EXERCISE BRIEF -
Determine the number of lines holding the word "CSCLは"; answer with that number only.

[Raw records]
··········
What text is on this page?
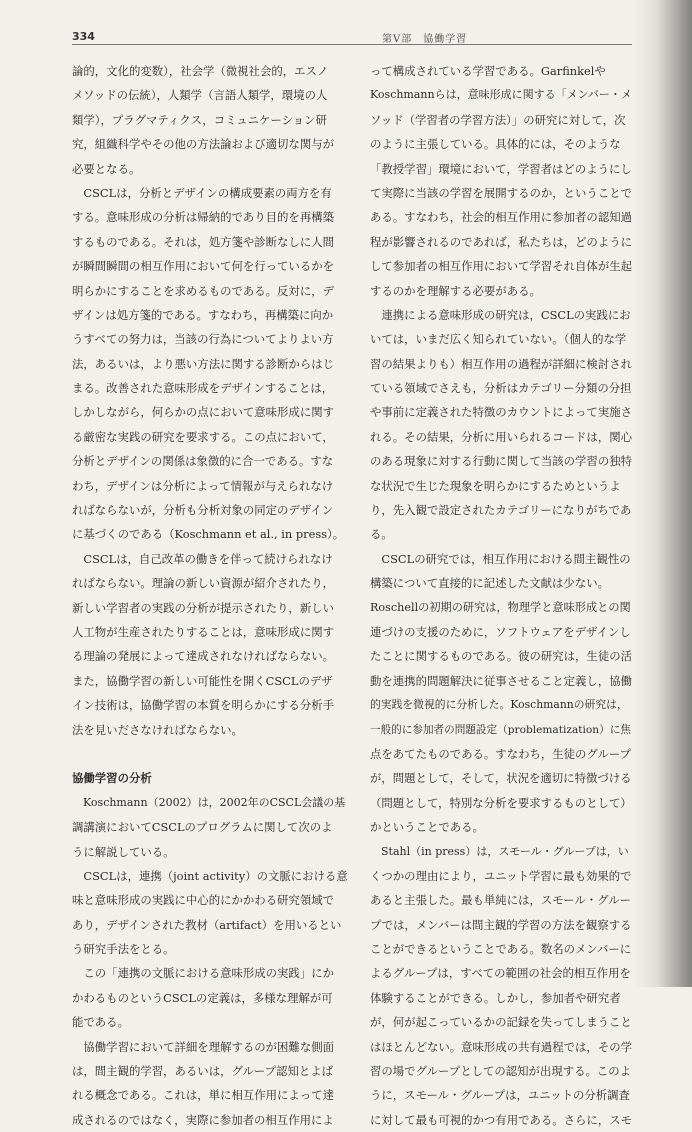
334	第Ⅴ部　協働学習
論的，文化的変数），社会学（微視社会的，エスノ
メソッドの伝統），人類学（言語人類学，環境の人
類学），プラグマティクス，コミュニケーション研
究，組織科学やその他の方法論および適切な関与が
必要となる。
　CSCLは，分析とデザインの構成要素の両方を有
する。意味形成の分析は帰納的であり目的を再構築
するものである。それは，処方箋や診断なしに人間
が瞬間瞬間の相互作用において何を行っているかを
明らかにすることを求めるものである。反対に，デ
ザインは処方箋的である。すなわち，再構築に向か
うすべての努力は，当該の行為についてよりよい方
法，あるいは，より悪い方法に関する診断からはじ
まる。改善された意味形成をデザインすることは，
しかしながら，何らかの点において意味形成に関す
る厳密な実践の研究を要求する。この点において，
分析とデザインの関係は象徴的に合一である。すな
わち，デザインは分析によって情報が与えられなけ
ればならないが，分析も分析対象の同定のデザイン
に基づくのである（Koschmann et al., in press）。
　CSCLは，自己改革の働きを伴って続けられなけ
ればならない。理論の新しい資源が紹介されたり，
新しい学習者の実践の分析が提示されたり，新しい
人工物が生産されたりすることは，意味形成に関す
る理論の発展によって達成されなければならない。
また，協働学習の新しい可能性を開くCSCLのデザ
イン技術は，協働学習の本質を明らかにする分析手
法を見いださなければならない。
協働学習の分析
　Koschmann（2002）は，2002年のCSCL会議の基
調講演においてCSCLのプログラムに関して次のよ
うに解説している。
　CSCLは，連携（joint activity）の文脈における意
味と意味形成の実践に中心的にかかわる研究領域で
あり，デザインされた教材（artifact）を用いるとい
う研究手法をとる。
　この「連携の文脈における意味形成の実践」にか
かわるものというCSCLの定義は，多様な理解が可
能である。
　協働学習において詳細を理解するのが困難な側面
は，間主観的学習，あるいは，グループ認知とよば
れる概念である。これは，単に相互作用によって達
成されるのではなく，実際に参加者の相互作用によ
って構成されている学習である。Garfinkelや
Koschmannらは，意味形成に関する「メンバー・メ
ソッド（学習者の学習方法）」の研究に対して，次
のように主張している。具体的には，そのような
「教授学習」環境において，学習者はどのようにし
て実際に当該の学習を展開するのか，ということで
ある。すなわち，社会的相互作用に参加者の認知過
程が影響されるのであれば，私たちは，どのように
して参加者の相互作用において学習それ自体が生起
するのかを理解する必要がある。
　連携による意味形成の研究は，CSCLの実践にお
いては，いまだ広く知られていない。（個人的な学
習の結果よりも）相互作用の過程が詳細に検討され
ている領域でさえも，分析はカテゴリー分類の分担
や事前に定義された特徴のカウントによって実施さ
れる。その結果，分析に用いられるコードは，関心
のある現象に対する行動に関して当該の学習の独特
な状況で生じた現象を明らかにするためというよ
り，先入観で設定されたカテゴリーになりがちであ
る。
　CSCLの研究では，相互作用における間主観性の
構築について直接的に記述した文献は少ない。
Roschellの初期の研究は，物理学と意味形成との関
連づけの支援のために，ソフトウェアをデザインし
たことに関するものである。彼の研究は，生徒の活
動を連携的問題解決に従事させること定義し，協働
的実践を微視的に分析した。Koschmannの研究は，
一般的に参加者の問題設定（problematization）に焦
点をあてたものである。すなわち，生徒のグループ
が，問題として，そして，状況を適切に特徴づける
（問題として，特別な分析を要求するものとして）
かということである。
　Stahl（in press）は，スモール・グループは，い
くつかの理由により，ユニット学習に最も効果的で
あると主張した。最も単純には，スモール・グルー
プでは，メンバーは間主観的学習の方法を観察する
ことができるということである。数名のメンバーに
よるグループは，すべての範囲の社会的相互作用を
体験することができる。しかし，参加者や研究者
が，何が起こっているかの記録を失ってしまうこと
はほとんどない。意味形成の共有過程では，その学
習の場でグループとしての認知が出現する。このよ
うに，スモール・グループは，ユニットの分析調査
に対して最も可視的かつ有用である。さらに，スモ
··········
FULL OUTPUT -
3